-- SET EXERCISE --
Without skipping anything, write out each record below exactly.
### DATA IN THIS EXERCISE
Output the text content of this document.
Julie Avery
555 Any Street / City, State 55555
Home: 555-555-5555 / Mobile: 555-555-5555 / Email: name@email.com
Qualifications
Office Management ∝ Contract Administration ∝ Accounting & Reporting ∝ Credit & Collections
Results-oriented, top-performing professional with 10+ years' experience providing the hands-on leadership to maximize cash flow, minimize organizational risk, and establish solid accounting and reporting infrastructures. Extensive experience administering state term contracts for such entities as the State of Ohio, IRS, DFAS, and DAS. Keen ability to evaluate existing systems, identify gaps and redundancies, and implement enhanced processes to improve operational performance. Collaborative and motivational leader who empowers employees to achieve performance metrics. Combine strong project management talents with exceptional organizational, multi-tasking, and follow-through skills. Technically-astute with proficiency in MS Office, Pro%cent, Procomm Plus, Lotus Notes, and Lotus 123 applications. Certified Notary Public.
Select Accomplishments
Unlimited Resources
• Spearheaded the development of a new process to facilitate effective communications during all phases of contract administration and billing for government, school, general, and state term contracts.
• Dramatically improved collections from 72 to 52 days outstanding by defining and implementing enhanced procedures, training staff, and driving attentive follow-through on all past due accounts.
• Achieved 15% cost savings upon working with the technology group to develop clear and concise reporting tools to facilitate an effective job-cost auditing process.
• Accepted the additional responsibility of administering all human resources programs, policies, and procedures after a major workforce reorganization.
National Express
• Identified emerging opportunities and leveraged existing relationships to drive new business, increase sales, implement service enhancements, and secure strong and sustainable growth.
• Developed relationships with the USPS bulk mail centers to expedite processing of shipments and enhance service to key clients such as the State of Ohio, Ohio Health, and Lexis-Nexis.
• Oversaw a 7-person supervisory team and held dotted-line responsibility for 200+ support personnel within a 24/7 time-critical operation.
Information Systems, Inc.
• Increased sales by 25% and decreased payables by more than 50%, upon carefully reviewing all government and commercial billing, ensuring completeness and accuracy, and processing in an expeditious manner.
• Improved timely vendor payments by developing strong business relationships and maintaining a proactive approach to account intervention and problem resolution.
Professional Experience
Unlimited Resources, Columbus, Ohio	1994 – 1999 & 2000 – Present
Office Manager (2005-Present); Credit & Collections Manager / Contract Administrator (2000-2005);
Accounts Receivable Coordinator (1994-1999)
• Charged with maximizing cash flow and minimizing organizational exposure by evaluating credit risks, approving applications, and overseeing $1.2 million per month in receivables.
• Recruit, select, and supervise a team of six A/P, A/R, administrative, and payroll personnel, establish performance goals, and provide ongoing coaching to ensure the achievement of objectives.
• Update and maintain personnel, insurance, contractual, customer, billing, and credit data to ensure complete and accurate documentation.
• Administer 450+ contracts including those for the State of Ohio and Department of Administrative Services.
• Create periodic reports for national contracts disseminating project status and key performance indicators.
######
-- RESULT BELOW --
Output the text content of this document.
Julie Avery
555 Any Street / City, State 55555
Home: 555-555-5555 / Mobile: 555-555-5555 / Email: name@email.com
Qualifications
Office Management ∝ Contract Administration ∝ Accounting & Reporting ∝ Credit & Collections
Results-oriented, top-performing professional with 10+ years' experience providing the hands-on leadership to maximize cash flow, minimize organizational risk, and establish solid accounting and reporting infrastructures. Extensive experience administering state term contracts for such entities as the State of Ohio, IRS, DFAS, and DAS. Keen ability to evaluate existing systems, identify gaps and redundancies, and implement enhanced processes to improve operational performance. Collaborative and motivational leader who empowers employees to achieve performance metrics. Combine strong project management talents with exceptional organizational, multi-tasking, and follow-through skills. Technically-astute with proficiency in MS Office, Pro%cent, Procomm Plus, Lotus Notes, and Lotus 123 applications. Certified Notary Public.
Select Accomplishments
Unlimited Resources
• Spearheaded the development of a new process to facilitate effective communications during all phases of contract administration and billing for government, school, general, and state term contracts.
• Dramatically improved collections from 72 to 52 days outstanding by defining and implementing enhanced procedures, training staff, and driving attentive follow-through on all past due accounts.
• Achieved 15% cost savings upon working with the technology group to develop clear and concise reporting tools to facilitate an effective job-cost auditing process.
• Accepted the additional responsibility of administering all human resources programs, policies, and procedures after a major workforce reorganization.
National Express
• Identified emerging opportunities and leveraged existing relationships to drive new business, increase sales, implement service enhancements, and secure strong and sustainable growth.
• Developed relationships with the USPS bulk mail centers to expedite processing of shipments and enhance service to key clients such as the State of Ohio, Ohio Health, and Lexis-Nexis.
• Oversaw a 7-person supervisory team and held dotted-line responsibility for 200+ support personnel within a 24/7 time-critical operation.
Information Systems, Inc.
• Increased sales by 25% and decreased payables by more than 50%, upon carefully reviewing all government and commercial billing, ensuring completeness and accuracy, and processing in an expeditious manner.
• Improved timely vendor payments by developing strong business relationships and maintaining a proactive approach to account intervention and problem resolution.
Professional Experience
Unlimited Resources, Columbus, Ohio	1994 – 1999 & 2000 – Present
Office Manager (2005-Present); Credit & Collections Manager / Contract Administrator (2000-2005);
Accounts Receivable Coordinator (1994-1999)
• Charged with maximizing cash flow and minimizing organizational exposure by evaluating credit risks, approving applications, and overseeing $1.2 million per month in receivables.
• Recruit, select, and supervise a team of six A/P, A/R, administrative, and payroll personnel, establish performance goals, and provide ongoing coaching to ensure the achievement of objectives.
• Update and maintain personnel, insurance, contractual, customer, billing, and credit data to ensure complete and accurate documentation.
• Administer 450+ contracts including those for the State of Ohio and Department of Administrative Services.
• Create periodic reports for national contracts disseminating project status and key performance indicators.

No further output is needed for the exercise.